### SUPPLIED DATA
-=-=-=-=-

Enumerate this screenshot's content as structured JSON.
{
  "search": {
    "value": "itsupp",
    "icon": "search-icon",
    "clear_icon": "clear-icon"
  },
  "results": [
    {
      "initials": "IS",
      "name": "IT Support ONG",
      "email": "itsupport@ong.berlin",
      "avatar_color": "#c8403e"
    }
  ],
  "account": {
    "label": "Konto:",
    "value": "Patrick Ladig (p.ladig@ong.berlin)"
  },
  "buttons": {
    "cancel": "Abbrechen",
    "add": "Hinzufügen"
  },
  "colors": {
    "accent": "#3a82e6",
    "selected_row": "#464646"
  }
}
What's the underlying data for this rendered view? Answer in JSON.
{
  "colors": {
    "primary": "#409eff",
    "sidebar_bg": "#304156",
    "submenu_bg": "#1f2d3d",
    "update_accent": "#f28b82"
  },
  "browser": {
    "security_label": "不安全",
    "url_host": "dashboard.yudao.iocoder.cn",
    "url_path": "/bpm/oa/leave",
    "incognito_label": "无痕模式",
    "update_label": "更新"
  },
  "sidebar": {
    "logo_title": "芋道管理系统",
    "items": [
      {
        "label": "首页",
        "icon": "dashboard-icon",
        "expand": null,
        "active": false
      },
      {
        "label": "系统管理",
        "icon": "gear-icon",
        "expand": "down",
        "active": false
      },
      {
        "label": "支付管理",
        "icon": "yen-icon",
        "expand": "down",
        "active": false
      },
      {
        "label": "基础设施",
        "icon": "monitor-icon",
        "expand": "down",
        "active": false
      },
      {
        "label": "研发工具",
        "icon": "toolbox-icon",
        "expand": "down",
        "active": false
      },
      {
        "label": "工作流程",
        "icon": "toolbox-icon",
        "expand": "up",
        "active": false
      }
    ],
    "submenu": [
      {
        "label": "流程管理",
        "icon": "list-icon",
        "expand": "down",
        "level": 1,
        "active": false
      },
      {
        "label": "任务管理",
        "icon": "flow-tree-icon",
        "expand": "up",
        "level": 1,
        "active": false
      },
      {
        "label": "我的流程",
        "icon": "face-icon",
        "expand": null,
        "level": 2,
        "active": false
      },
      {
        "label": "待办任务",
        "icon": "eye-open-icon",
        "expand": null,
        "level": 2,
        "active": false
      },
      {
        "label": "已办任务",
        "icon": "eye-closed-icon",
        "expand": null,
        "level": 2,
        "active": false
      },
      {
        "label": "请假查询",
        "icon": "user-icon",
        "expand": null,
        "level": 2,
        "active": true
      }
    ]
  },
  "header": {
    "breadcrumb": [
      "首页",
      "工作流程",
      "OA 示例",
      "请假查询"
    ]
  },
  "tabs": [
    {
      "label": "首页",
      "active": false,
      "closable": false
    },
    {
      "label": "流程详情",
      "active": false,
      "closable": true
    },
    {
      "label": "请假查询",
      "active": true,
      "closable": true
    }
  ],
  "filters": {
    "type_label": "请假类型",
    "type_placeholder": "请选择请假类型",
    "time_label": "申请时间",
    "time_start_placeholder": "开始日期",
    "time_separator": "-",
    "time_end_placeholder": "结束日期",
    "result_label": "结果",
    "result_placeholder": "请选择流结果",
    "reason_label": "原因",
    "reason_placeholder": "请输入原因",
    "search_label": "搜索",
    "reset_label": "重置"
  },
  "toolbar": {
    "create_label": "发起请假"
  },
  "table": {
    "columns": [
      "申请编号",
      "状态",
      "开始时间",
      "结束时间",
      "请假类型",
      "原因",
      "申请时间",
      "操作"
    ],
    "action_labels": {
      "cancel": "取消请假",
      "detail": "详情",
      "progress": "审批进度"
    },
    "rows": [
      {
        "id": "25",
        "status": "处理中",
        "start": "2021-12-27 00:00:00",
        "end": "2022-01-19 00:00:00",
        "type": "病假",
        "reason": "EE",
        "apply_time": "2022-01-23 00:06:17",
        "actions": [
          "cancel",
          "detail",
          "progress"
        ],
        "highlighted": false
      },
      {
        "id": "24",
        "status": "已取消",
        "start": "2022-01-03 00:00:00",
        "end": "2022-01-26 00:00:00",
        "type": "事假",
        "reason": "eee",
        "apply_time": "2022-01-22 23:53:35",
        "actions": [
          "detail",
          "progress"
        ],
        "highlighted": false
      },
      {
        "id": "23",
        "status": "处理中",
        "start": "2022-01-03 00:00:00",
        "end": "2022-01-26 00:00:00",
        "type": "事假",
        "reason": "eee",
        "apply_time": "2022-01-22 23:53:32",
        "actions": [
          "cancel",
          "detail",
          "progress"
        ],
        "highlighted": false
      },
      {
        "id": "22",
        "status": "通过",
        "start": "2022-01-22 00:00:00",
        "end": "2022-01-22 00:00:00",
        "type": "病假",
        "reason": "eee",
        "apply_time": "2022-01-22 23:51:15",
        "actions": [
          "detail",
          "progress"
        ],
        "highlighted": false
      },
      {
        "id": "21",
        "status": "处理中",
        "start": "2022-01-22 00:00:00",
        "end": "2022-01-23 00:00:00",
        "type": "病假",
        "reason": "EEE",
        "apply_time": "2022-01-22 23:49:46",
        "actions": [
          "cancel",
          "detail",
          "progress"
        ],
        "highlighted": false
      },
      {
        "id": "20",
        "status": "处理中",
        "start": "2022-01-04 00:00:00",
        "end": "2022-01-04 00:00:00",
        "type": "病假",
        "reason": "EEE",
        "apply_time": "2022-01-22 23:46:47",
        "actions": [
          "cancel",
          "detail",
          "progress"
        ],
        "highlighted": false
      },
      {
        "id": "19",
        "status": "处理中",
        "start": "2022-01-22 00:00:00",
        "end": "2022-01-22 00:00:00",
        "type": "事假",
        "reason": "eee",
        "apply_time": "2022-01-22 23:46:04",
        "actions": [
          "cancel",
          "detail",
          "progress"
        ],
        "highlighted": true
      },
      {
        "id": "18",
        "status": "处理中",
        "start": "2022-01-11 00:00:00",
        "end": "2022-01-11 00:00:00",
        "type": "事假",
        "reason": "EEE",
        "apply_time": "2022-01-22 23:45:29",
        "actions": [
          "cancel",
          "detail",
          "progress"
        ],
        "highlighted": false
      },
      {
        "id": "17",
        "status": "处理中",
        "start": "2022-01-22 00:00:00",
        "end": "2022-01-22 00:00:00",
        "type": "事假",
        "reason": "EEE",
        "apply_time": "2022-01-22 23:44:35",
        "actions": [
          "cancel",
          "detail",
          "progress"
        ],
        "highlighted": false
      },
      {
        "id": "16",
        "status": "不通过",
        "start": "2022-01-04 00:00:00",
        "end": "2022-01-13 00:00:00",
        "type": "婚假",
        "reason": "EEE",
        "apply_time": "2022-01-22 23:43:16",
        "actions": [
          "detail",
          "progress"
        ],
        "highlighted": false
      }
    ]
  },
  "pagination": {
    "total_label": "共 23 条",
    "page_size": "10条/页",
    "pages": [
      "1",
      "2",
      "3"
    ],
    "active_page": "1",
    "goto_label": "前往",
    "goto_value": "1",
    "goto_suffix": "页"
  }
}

-=-=-=-=-

### WHAT NEEDS TO BE DONE
Every record above needs to be repeated word for word.

### PROBLEM SOLUTION
Enumerate this screenshot's content as structured JSON.
{
  "search": {
    "value": "itsupp",
    "icon": "search-icon",
    "clear_icon": "clear-icon"
  },
  "results": [
    {
      "initials": "IS",
      "name": "IT Support ONG",
      "email": "itsupport@ong.berlin",
      "avatar_color": "#c8403e"
    }
  ],
  "account": {
    "label": "Konto:",
    "value": "Patrick Ladig (p.ladig@ong.berlin)"
  },
  "buttons": {
    "cancel": "Abbrechen",
    "add": "Hinzufügen"
  },
  "colors": {
    "accent": "#3a82e6",
    "selected_row": "#464646"
  }
}
What's the underlying data for this rendered view? Answer in JSON.
{
  "colors": {
    "primary": "#409eff",
    "sidebar_bg": "#304156",
    "submenu_bg": "#1f2d3d",
    "update_accent": "#f28b82"
  },
  "browser": {
    "security_label": "不安全",
    "url_host": "dashboard.yudao.iocoder.cn",
    "url_path": "/bpm/oa/leave",
    "incognito_label": "无痕模式",
    "update_label": "更新"
  },
  "sidebar": {
    "logo_title": "芋道管理系统",
    "items": [
      {
        "label": "首页",
        "icon": "dashboard-icon",
        "expand": null,
        "active": false
      },
      {
        "label": "系统管理",
        "icon": "gear-icon",
        "expand": "down",
        "active": false
      },
      {
        "label": "支付管理",
        "icon": "yen-icon",
        "expand": "down",
        "active": false
      },
      {
        "label": "基础设施",
        "icon": "monitor-icon",
        "expand": "down",
        "active": false
      },
      {
        "label": "研发工具",
        "icon": "toolbox-icon",
        "expand": "down",
        "active": false
      },
      {
        "label": "工作流程",
        "icon": "toolbox-icon",
        "expand": "up",
        "active": false
      }
    ],
    "submenu": [
      {
        "label": "流程管理",
        "icon": "list-icon",
        "expand": "down",
        "level": 1,
        "active": false
      },
      {
        "label": "任务管理",
        "icon": "flow-tree-icon",
        "expand": "up",
        "level": 1,
        "active": false
      },
      {
        "label": "我的流程",
        "icon": "face-icon",
        "expand": null,
        "level": 2,
        "active": false
      },
      {
        "label": "待办任务",
        "icon": "eye-open-icon",
        "expand": null,
        "level": 2,
        "active": false
      },
      {
        "label": "已办任务",
        "icon": "eye-closed-icon",
        "expand": null,
        "level": 2,
        "active": false
      },
      {
        "label": "请假查询",
        "icon": "user-icon",
        "expand": null,
        "level": 2,
        "active": true
      }
    ]
  },
  "header": {
    "breadcrumb": [
      "首页",
      "工作流程",
      "OA 示例",
      "请假查询"
    ]
  },
  "tabs": [
    {
      "label": "首页",
      "active": false,
      "closable": false
    },
    {
      "label": "流程详情",
      "active": false,
      "closable": true
    },
    {
      "label": "请假查询",
      "active": true,
      "closable": true
    }
  ],
  "filters": {
    "type_label": "请假类型",
    "type_placeholder": "请选择请假类型",
    "time_label": "申请时间",
    "time_start_placeholder": "开始日期",
    "time_separator": "-",
    "time_end_placeholder": "结束日期",
    "result_label": "结果",
    "result_placeholder": "请选择流结果",
    "reason_label": "原因",
    "reason_placeholder": "请输入原因",
    "search_label": "搜索",
    "reset_label": "重置"
  },
  "toolbar": {
    "create_label": "发起请假"
  },
  "table": {
    "columns": [
      "申请编号",
      "状态",
      "开始时间",
      "结束时间",
      "请假类型",
      "原因",
      "申请时间",
      "操作"
    ],
    "action_labels": {
      "cancel": "取消请假",
      "detail": "详情",
      "progress": "审批进度"
    },
    "rows": [
      {
        "id": "25",
        "status": "处理中",
        "start": "2021-12-27 00:00:00",
        "end": "2022-01-19 00:00:00",
        "type": "病假",
        "reason": "EE",
        "apply_time": "2022-01-23 00:06:17",
        "actions": [
          "cancel",
          "detail",
          "progress"
        ],
        "highlighted": false
      },
      {
        "id": "24",
        "status": "已取消",
        "start": "2022-01-03 00:00:00",
        "end": "2022-01-26 00:00:00",
        "type": "事假",
        "reason": "eee",
        "apply_time": "2022-01-22 23:53:35",
        "actions": [
          "detail",
          "progress"
        ],
        "highlighted": false
      },
      {
        "id": "23",
        "status": "处理中",
        "start": "2022-01-03 00:00:00",
        "end": "2022-01-26 00:00:00",
        "type": "事假",
        "reason": "eee",
        "apply_time": "2022-01-22 23:53:32",
        "actions": [
          "cancel",
          "detail",
          "progress"
        ],
        "highlighted": false
      },
      {
        "id": "22",
        "status": "通过",
        "start": "2022-01-22 00:00:00",
        "end": "2022-01-22 00:00:00",
        "type": "病假",
        "reason": "eee",
        "apply_time": "2022-01-22 23:51:15",
        "actions": [
          "detail",
          "progress"
        ],
        "highlighted": false
      },
      {
        "id": "21",
        "status": "处理中",
        "start": "2022-01-22 00:00:00",
        "end": "2022-01-23 00:00:00",
        "type": "病假",
        "reason": "EEE",
        "apply_time": "2022-01-22 23:49:46",
        "actions": [
          "cancel",
          "detail",
          "progress"
        ],
        "highlighted": false
      },
      {
        "id": "20",
        "status": "处理中",
        "start": "2022-01-04 00:00:00",
        "end": "2022-01-04 00:00:00",
        "type": "病假",
        "reason": "EEE",
        "apply_time": "2022-01-22 23:46:47",
        "actions": [
          "cancel",
          "detail",
          "progress"
        ],
        "highlighted": false
      },
      {
        "id": "19",
        "status": "处理中",
        "start": "2022-01-22 00:00:00",
        "end": "2022-01-22 00:00:00",
        "type": "事假",
        "reason": "eee",
        "apply_time": "2022-01-22 23:46:04",
        "actions": [
          "cancel",
          "detail",
          "progress"
        ],
        "highlighted": true
      },
      {
        "id": "18",
        "status": "处理中",
        "start": "2022-01-11 00:00:00",
        "end": "2022-01-11 00:00:00",
        "type": "事假",
        "reason": "EEE",
        "apply_time": "2022-01-22 23:45:29",
        "actions": [
          "cancel",
          "detail",
          "progress"
        ],
        "highlighted": false
      },
      {
        "id": "17",
        "status": "处理中",
        "start": "2022-01-22 00:00:00",
        "end": "2022-01-22 00:00:00",
        "type": "事假",
        "reason": "EEE",
        "apply_time": "2022-01-22 23:44:35",
        "actions": [
          "cancel",
          "detail",
          "progress"
        ],
        "highlighted": false
      },
      {
        "id": "16",
        "status": "不通过",
        "start": "2022-01-04 00:00:00",
        "end": "2022-01-13 00:00:00",
        "type": "婚假",
        "reason": "EEE",
        "apply_time": "2022-01-22 23:43:16",
        "actions": [
          "detail",
          "progress"
        ],
        "highlighted": false
      }
    ]
  },
  "pagination": {
    "total_label": "共 23 条",
    "page_size": "10条/页",
    "pages": [
      "1",
      "2",
      "3"
    ],
    "active_page": "1",
    "goto_label": "前往",
    "goto_value": "1",
    "goto_suffix": "页"
  }
}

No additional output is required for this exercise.